* Dataset records
┌──

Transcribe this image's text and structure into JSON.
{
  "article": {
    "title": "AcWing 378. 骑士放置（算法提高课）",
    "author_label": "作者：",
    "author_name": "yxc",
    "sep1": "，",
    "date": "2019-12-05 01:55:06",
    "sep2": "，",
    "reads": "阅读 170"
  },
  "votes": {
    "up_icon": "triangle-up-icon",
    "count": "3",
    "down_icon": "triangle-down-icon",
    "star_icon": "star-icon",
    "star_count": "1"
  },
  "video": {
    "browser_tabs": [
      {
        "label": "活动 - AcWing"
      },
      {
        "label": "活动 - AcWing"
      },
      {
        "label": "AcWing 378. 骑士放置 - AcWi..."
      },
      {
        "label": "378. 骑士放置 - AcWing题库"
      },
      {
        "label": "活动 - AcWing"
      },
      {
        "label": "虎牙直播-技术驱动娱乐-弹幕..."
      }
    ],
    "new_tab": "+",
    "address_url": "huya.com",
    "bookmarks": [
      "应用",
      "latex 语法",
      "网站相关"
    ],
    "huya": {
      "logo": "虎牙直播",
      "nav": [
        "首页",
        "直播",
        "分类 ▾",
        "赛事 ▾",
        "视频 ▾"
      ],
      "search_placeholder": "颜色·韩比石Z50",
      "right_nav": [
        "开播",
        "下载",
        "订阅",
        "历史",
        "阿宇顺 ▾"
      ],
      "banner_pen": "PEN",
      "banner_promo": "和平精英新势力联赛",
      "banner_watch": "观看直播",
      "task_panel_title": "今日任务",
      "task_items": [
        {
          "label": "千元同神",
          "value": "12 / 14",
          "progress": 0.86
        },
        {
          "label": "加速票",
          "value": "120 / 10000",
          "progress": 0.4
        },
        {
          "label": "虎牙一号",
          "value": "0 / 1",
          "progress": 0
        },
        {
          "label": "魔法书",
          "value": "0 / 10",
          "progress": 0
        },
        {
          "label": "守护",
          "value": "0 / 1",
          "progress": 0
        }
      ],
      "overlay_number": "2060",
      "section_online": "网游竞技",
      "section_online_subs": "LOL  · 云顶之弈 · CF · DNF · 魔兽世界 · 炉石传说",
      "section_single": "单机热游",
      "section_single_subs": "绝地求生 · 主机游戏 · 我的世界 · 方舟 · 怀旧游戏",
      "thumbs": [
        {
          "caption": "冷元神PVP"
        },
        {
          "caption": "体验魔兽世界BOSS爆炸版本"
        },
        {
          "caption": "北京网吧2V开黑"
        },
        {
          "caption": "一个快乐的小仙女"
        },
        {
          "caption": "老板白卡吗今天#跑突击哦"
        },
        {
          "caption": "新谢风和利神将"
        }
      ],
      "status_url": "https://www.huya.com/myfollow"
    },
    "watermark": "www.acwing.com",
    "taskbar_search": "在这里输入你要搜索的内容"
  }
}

└──

* Written instruction
Out of the material above, gather each line where "triangle" appears.

* Full answer
    "up_icon": "triangle-up-icon",
    "down_icon": "triangle-down-icon",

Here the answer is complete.